- Excerpt provided:
────────────────────────────────────────
Frustration Tolerance

We glide through life jumping from one event to another. We flourish through goal driven behaviors—intending, believing, and responding. Life is good. Until, of course, predictions go wrong. Our car doesn’t start; the chicken for tonight’s dinner is not thawed; or the fitness app doesn’t work. The momentary irritation frustrates, swooning down and destroying good feelings. Frustration tolerance is a key component of many psychological theories. Many therapists identify low frustration tolerance in clients and work to develop skills and resources to help them work through these problems.

The unexpected interruptions demand a shift, forcing adjustment to expectations, and new avenues of action. These changes draw from budgeted energy, creating discomfort and frustration. Frustration is a basic emotion. Infants quickly operate by expectations and changes startle their systems. Throughout life we crash headfirst into intention-halting obstacles. Yet, we feel frustration but survive. How well we survive, however, depends on many factors.

The ability to tolerate frustration varies. Genetics and environments do their thing, conditioning the child for lifelong relationships with frustration. Some children adapt wonderfully. Others suffer. Experience activates gene expressions to either simplify or complicate life.  For those painfully susceptible, behavioral adaptions of structure or avoidance provide some relief. Rigid routines protect, but not completely. Avoidance limits frustrating events but stymies growth. The battle is fought on many fronts.

Key Definition:

Frustration tolerance refers to an individual’s ability to withstand and cope with frustrating or challenging situations without becoming overwhelmed or distressed. It is the capacity to remain composed, patient, and emotionally stable in the face of obstacles, setbacks, or delays.

Individual Variance in Ability to Tolerate Frustrations

An individual’s ability to tolerate frustrations also varies, depending on context. Daily events drain limited supplies of energy—ego depletion. When we are tired, emotionally spent, or hungry, energy levels plummet. In ego depletion, small triggers enrage and we react with intensity.

​Goals perceived as necessary intensely arouse when blocked, often inciting aggression or self-harming defenses. Our employment, security, and relationships rank high in importance. Obstacles to these goals give rise to powerful frustrations. Our reactions are further amplified when we perceive no control in the situation. Sometimes we displace anger by directing frustration at undeserving victims. Other times the pressure sends us spiraling into helplessness (See Learned Helplessness).

English Poet Mathew Prior expressed this beautifully:

Say, what can more our tortured souls annoy
than to behold, admire, and lose our joy?

​​Attainable joys and desired rewards activate emotions when circumstances intrude. A chemical change surges through our veins and our minds leap to action. Our response to these chemical messengers is critical. Harmful and ineffective reactions can be minimized by proficiency in two primary ways. First, through increased ability to tolerate frustration and second, through improved ability to down-regulate emotion. Frustration toleration and frustration regulation are similar but distinct.
────────────────────────────────────────
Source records
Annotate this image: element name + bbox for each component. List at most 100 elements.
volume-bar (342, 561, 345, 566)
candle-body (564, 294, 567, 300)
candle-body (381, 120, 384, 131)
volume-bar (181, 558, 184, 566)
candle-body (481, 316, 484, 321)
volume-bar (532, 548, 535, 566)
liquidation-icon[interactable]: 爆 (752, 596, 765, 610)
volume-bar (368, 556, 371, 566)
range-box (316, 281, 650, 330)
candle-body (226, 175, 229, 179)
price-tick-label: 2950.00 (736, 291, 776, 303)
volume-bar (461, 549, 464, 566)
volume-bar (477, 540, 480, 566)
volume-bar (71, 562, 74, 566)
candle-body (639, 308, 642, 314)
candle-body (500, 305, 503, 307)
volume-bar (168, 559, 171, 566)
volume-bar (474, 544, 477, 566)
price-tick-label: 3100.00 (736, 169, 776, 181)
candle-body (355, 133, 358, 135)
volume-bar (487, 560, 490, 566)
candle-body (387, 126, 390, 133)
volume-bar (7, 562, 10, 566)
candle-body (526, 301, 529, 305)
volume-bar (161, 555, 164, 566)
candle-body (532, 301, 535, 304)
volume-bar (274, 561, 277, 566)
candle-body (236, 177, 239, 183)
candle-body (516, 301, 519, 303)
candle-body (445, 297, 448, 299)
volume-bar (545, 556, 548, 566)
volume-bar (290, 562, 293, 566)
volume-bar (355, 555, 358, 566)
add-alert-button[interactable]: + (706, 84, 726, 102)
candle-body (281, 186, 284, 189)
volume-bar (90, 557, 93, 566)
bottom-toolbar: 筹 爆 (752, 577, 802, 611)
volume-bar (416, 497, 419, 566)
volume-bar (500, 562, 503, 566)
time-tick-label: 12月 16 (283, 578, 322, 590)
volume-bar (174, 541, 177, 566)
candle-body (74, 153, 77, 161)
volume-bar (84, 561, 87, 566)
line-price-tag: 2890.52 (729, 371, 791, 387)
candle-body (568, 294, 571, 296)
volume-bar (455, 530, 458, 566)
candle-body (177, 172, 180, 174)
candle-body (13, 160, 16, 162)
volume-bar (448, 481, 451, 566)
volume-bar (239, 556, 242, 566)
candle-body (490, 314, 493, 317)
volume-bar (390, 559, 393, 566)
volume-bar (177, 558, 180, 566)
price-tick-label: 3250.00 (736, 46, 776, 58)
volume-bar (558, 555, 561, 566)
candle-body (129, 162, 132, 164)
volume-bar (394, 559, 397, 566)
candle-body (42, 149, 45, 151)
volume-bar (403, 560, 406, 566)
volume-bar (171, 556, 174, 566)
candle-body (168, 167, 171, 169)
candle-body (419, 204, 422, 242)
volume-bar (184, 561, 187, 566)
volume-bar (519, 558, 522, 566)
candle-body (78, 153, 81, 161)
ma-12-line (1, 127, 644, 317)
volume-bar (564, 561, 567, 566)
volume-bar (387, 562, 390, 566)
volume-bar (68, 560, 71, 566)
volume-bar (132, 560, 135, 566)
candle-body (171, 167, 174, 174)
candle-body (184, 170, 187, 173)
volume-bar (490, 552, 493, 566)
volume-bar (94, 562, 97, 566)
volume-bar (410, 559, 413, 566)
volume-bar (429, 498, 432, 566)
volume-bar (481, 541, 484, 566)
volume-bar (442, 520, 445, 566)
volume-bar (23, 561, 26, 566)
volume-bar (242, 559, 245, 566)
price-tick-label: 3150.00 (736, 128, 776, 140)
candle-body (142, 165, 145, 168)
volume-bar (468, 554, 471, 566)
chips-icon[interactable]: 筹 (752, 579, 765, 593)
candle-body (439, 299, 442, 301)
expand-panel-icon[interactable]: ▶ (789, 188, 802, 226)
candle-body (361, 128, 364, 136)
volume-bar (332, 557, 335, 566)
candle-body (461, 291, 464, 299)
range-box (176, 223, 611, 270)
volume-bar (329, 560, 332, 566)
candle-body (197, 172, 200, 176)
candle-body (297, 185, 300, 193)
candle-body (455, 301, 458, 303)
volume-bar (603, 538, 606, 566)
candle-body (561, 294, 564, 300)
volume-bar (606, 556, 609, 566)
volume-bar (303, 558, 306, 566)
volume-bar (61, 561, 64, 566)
────────────────────────────────────────
- List of tasks:
1. Reproduce the passage on frustration tolerance from "Frustration tolerance refers" to "setbacks, or delays.".
2. Proceed with the passage on frustration tolerance, picking up after its final sentence.
The lines above have no connection to the passage on frustration tolerance.

- Exercise results:
1.
Frustration tolerance refers to an individual’s ability to withstand and cope with frustrating or challenging situations without becoming overwhelmed or distressed. It is the capacity to remain composed, patient, and emotionally stable in the face of obstacles, setbacks, or delays.

2.
​“Frustration tolerance is a form of behavioral control and is related to, but distinct from, regulating frustration. Whereas frustration tolerance entails withstanding frustration, no matter how much frustration is experienced, frustration regulation entails reducing the experience of frustration” (Meindl et al. 2019).

Frustration Regulation

Frustration regulation is using techniques to soothe. Albert Ellis proposes that beliefs make frustrations intolerable. If we adjust the beliefs, redefining the context and events to something more palatable frustrations naturally decline. Adjusting beliefs serves as a regulator of the emotion, making frustrations more tolerable. Other regulation techniques may include distraction, mindful breathing, or exercise.

Frustration Intolerance or Low Frustration Tolerance

​​​Individuals who are frustration intolerant lack self-control to tolerate and the skills to regulate. They place responsibility for their emotions on outside sources (Harrington, 2005). They demand that others act in ways that do not offend. These unrealistic expectations destroy relationships and never resolve frustrations.

Four Dimensions of Frustration Intolerance

Neil Harrington discovered that not all frustration intolerance led to the same behavioral disfunctions. He created an inventory (Frustration Discomfort Scale) to divide frustration tolerance into four distinct categories.
Harrington’s Four factors:

  • ​Discomfort intolerance. This subscale includes beliefs that life should be free of hassles, effort and inconvenience.
  • Entitlement. This subscale identified demands for fairness and immediate gratification
  • Emotional intolerance. This subscale measures the beliefs that distress in intolerable and must be quickly relieved.
  • Achievement Frustration. This subscales reflects demands for high standards and intolerance with these standards being frustrated (Harrington 2005).​

What is the Evolutionary Benefit of Frustration?

We typically try to avoid low moods. They don’t feel good, so we remember people, places and events that trigger emotional episodes. Frustration, sadness, confusion and even guilt serve a similar purpose, signaling unexpected demands on budgeted energy. Low moods wave a warning flag, screaming for us to pull back, put on the brakes, or run. When events overwhelm our limited resources (See Emotional Overload), we biologically react.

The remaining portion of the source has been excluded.